--- start DATASET CONTENT ---

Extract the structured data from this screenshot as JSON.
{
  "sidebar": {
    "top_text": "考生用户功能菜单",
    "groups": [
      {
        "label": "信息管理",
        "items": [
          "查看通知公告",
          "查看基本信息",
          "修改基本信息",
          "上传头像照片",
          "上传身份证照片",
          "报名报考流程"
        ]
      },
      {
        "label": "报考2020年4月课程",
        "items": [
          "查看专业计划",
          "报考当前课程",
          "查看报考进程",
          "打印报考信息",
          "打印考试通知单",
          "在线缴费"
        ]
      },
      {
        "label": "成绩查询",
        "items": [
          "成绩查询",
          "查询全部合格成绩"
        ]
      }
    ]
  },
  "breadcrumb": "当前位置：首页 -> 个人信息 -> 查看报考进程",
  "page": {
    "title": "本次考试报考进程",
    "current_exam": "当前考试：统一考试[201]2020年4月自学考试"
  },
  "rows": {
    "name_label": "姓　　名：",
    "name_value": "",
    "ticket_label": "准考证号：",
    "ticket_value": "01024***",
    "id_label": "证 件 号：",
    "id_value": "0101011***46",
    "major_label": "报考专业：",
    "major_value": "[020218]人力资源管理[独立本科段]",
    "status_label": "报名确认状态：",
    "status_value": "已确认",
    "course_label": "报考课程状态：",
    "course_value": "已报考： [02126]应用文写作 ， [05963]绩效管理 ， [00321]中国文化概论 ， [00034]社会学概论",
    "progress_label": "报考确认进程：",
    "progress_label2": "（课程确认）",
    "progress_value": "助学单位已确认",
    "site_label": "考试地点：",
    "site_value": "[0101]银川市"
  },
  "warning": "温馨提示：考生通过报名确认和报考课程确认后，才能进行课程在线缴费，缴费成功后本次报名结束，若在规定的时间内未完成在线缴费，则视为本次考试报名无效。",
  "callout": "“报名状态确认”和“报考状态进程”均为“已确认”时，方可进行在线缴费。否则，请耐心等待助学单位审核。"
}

--- end DATASET CONTENT ---

TASK STATEMENT:
Gather each line from the listing above that holds "查看报考进程".

SOLUTION:
          "查看报考进程",
  "breadcrumb": "当前位置：首页 -> 个人信息 -> 查看报考进程",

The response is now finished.